Entries:
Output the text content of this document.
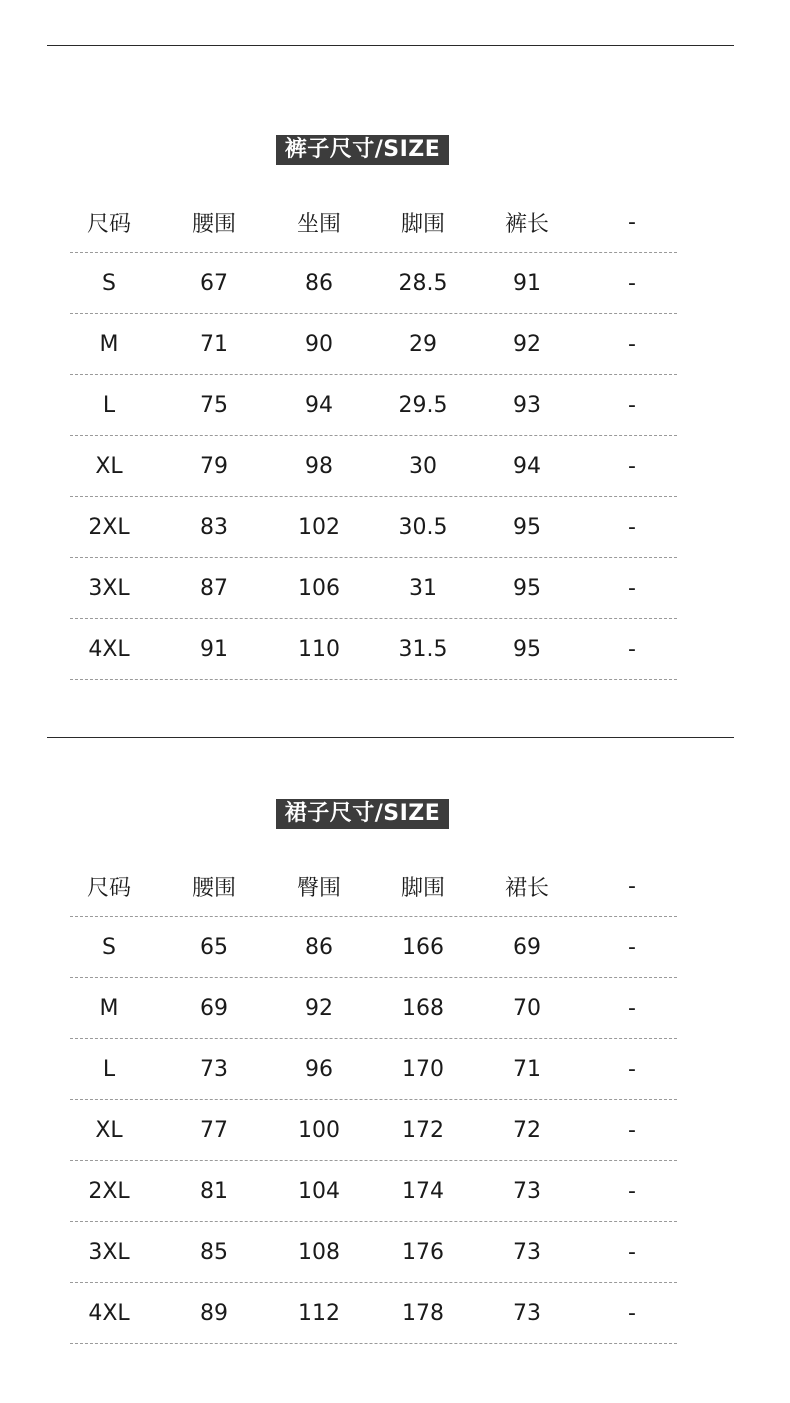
裤子尺寸/SIZE
尺码	腰围	坐围	脚围	裤长	-
S	67	86	28.5	91	-
M	71	90	29	92	-
L	75	94	29.5	93	-
XL	79	98	30	94	-
2XL	83	102	30.5	95	-
3XL	87	106	31	95	-
4XL	91	110	31.5	95	-
裙子尺寸/SIZE
尺码	腰围	臀围	脚围	裙长	-
S	65	86	166	69	-
M	69	92	168	70	-
L	73	96	170	71	-
XL	77	100	172	72	-
2XL	81	104	174	73	-
3XL	85	108	176	73	-
4XL	89	112	178	73	-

Your instructions: Take the listing above and restate it word for word, without its pictures.

Worked answer:
Output the text content of this document.
裤子尺寸/SIZE
尺码	腰围	坐围	脚围	裤长	-
S	67	86	28.5	91	-
M	71	90	29	92	-
L	75	94	29.5	93	-
XL	79	98	30	94	-
2XL	83	102	30.5	95	-
3XL	87	106	31	95	-
4XL	91	110	31.5	95	-
裙子尺寸/SIZE
尺码	腰围	臀围	脚围	裙长	-
S	65	86	166	69	-
M	69	92	168	70	-
L	73	96	170	71	-
XL	77	100	172	72	-
2XL	81	104	174	73	-
3XL	85	108	176	73	-
4XL	89	112	178	73	-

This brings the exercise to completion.